§ **RECORDS FOR THE EXERCISE**
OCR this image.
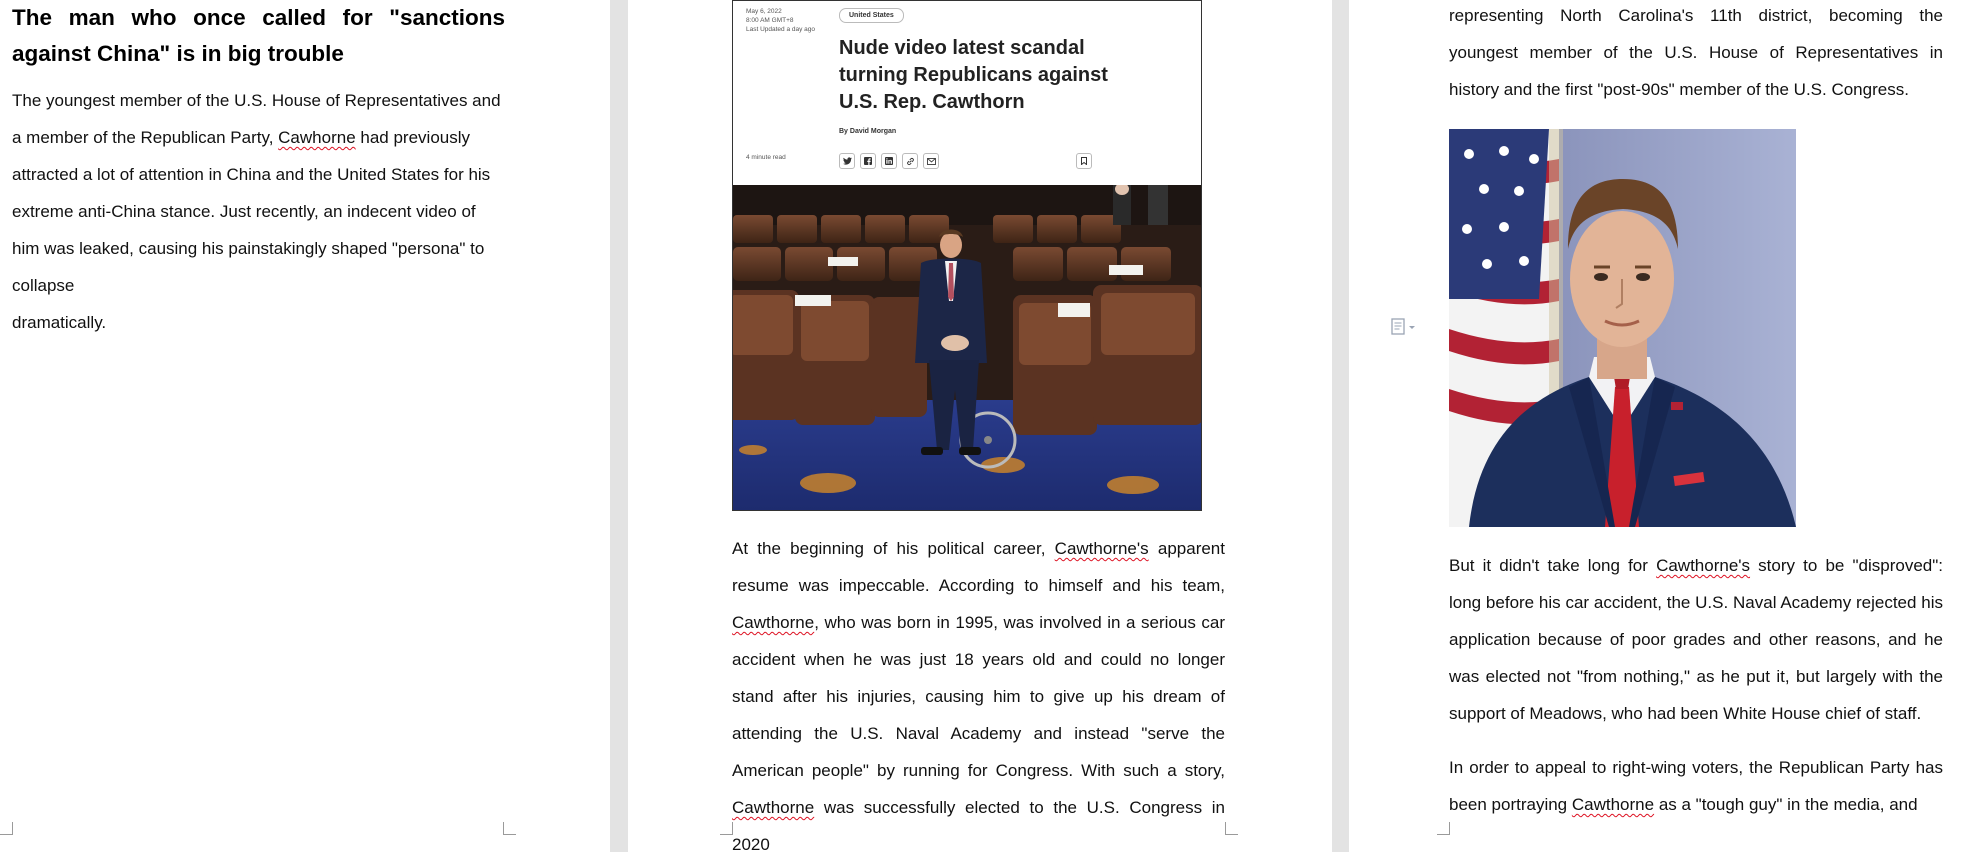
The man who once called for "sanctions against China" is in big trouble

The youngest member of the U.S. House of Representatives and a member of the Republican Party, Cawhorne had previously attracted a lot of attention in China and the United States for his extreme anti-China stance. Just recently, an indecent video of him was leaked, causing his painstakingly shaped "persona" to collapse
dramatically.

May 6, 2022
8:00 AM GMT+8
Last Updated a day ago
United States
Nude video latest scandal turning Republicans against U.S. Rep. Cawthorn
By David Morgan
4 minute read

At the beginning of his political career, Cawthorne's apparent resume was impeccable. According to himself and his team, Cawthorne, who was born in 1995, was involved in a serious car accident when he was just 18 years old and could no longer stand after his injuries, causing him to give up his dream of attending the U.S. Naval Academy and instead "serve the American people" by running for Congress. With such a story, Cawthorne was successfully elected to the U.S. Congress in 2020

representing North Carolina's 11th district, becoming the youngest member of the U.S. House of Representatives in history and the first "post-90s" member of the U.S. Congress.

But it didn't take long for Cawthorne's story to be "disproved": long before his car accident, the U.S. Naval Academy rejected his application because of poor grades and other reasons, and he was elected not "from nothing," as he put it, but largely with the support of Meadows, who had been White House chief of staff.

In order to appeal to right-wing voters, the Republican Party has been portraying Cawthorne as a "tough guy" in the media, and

§ **BRIEF**
How many lines in the records above contain the word "been"? Reply with the number and nothing more.

§ **COMPLETE ANSWER**
2